*Instructions for the task*:
For each entry below, please return its exact wording and leave out any picture.
= = = = =
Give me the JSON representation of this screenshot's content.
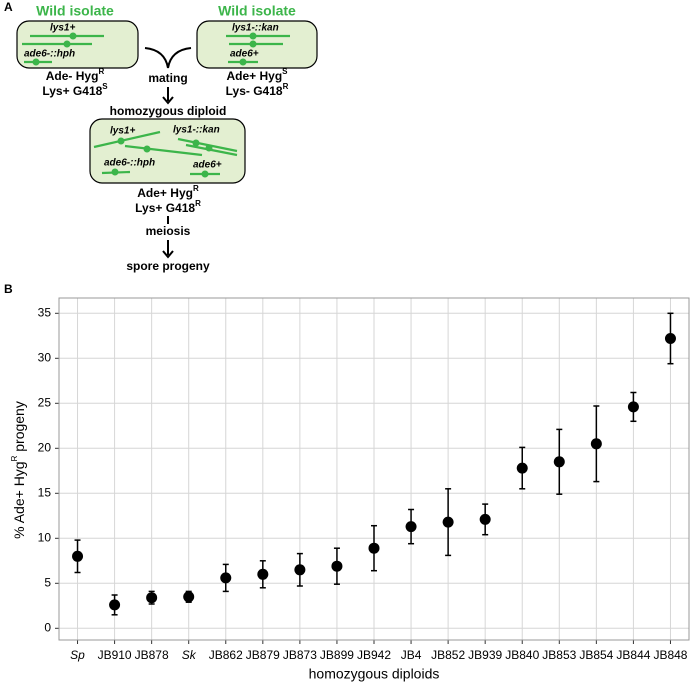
{
  "panel_labels": [
    "A",
    "B"
  ],
  "diagram": {
    "left": {
      "title": "Wild isolate",
      "genes": [
        "lys1+",
        "ade6-::hph"
      ],
      "phenotype": [
        [
          "Ade- Hyg",
          "R"
        ],
        [
          "Lys+ G418",
          "S"
        ]
      ]
    },
    "right": {
      "title": "Wild isolate",
      "genes": [
        "lys1-::kan",
        "ade6+"
      ],
      "phenotype": [
        [
          "Ade+ Hyg",
          "S"
        ],
        [
          "Lys- G418",
          "R"
        ]
      ]
    },
    "mating": "mating",
    "diploid": {
      "title": "homozygous diploid",
      "genes": [
        "lys1+",
        "lys1-::kan",
        "ade6-::hph",
        "ade6+"
      ],
      "phenotype": [
        [
          "Ade+ Hyg",
          "R"
        ],
        [
          "Lys+ G418",
          "R"
        ]
      ]
    },
    "meiosis": "meiosis",
    "progeny": "spore progeny"
  },
  "chart_data": {
    "type": "scatter",
    "x_label": "homozygous diploids",
    "y_label": [
      "% Ade+ Hyg",
      "R",
      " progeny"
    ],
    "categories": [
      "Sp",
      "JB910",
      "JB878",
      "Sk",
      "JB862",
      "JB879",
      "JB873",
      "JB899",
      "JB942",
      "JB4",
      "JB852",
      "JB939",
      "JB840",
      "JB853",
      "JB854",
      "JB844",
      "JB848"
    ],
    "italic_categories": [
      0,
      3
    ],
    "values": [
      8.0,
      2.6,
      3.4,
      3.5,
      5.6,
      6.0,
      6.5,
      6.9,
      8.9,
      11.3,
      11.8,
      12.1,
      17.8,
      18.5,
      20.5,
      24.6,
      32.2
    ],
    "errors": [
      1.8,
      1.1,
      0.7,
      0.6,
      1.5,
      1.5,
      1.8,
      2.0,
      2.5,
      1.9,
      3.7,
      1.7,
      2.3,
      3.6,
      4.2,
      1.6,
      2.8
    ],
    "color": "#000000",
    "ylim": [
      -1.3,
      36.7
    ],
    "yticks": [
      0,
      5,
      10,
      15,
      20,
      25,
      30,
      35
    ],
    "grid": true
  }
}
= = = = =
*Your response*:
Give me the JSON representation of this screenshot's content.
{
  "panel_labels": [
    "A",
    "B"
  ],
  "diagram": {
    "left": {
      "title": "Wild isolate",
      "genes": [
        "lys1+",
        "ade6-::hph"
      ],
      "phenotype": [
        [
          "Ade- Hyg",
          "R"
        ],
        [
          "Lys+ G418",
          "S"
        ]
      ]
    },
    "right": {
      "title": "Wild isolate",
      "genes": [
        "lys1-::kan",
        "ade6+"
      ],
      "phenotype": [
        [
          "Ade+ Hyg",
          "S"
        ],
        [
          "Lys- G418",
          "R"
        ]
      ]
    },
    "mating": "mating",
    "diploid": {
      "title": "homozygous diploid",
      "genes": [
        "lys1+",
        "lys1-::kan",
        "ade6-::hph",
        "ade6+"
      ],
      "phenotype": [
        [
          "Ade+ Hyg",
          "R"
        ],
        [
          "Lys+ G418",
          "R"
        ]
      ]
    },
    "meiosis": "meiosis",
    "progeny": "spore progeny"
  },
  "chart_data": {
    "type": "scatter",
    "x_label": "homozygous diploids",
    "y_label": [
      "% Ade+ Hyg",
      "R",
      " progeny"
    ],
    "categories": [
      "Sp",
      "JB910",
      "JB878",
      "Sk",
      "JB862",
      "JB879",
      "JB873",
      "JB899",
      "JB942",
      "JB4",
      "JB852",
      "JB939",
      "JB840",
      "JB853",
      "JB854",
      "JB844",
      "JB848"
    ],
    "italic_categories": [
      0,
      3
    ],
    "values": [
      8.0,
      2.6,
      3.4,
      3.5,
      5.6,
      6.0,
      6.5,
      6.9,
      8.9,
      11.3,
      11.8,
      12.1,
      17.8,
      18.5,
      20.5,
      24.6,
      32.2
    ],
    "errors": [
      1.8,
      1.1,
      0.7,
      0.6,
      1.5,
      1.5,
      1.8,
      2.0,
      2.5,
      1.9,
      3.7,
      1.7,
      2.3,
      3.6,
      4.2,
      1.6,
      2.8
    ],
    "color": "#000000",
    "ylim": [
      -1.3,
      36.7
    ],
    "yticks": [
      0,
      5,
      10,
      15,
      20,
      25,
      30,
      35
    ],
    "grid": true
  }
}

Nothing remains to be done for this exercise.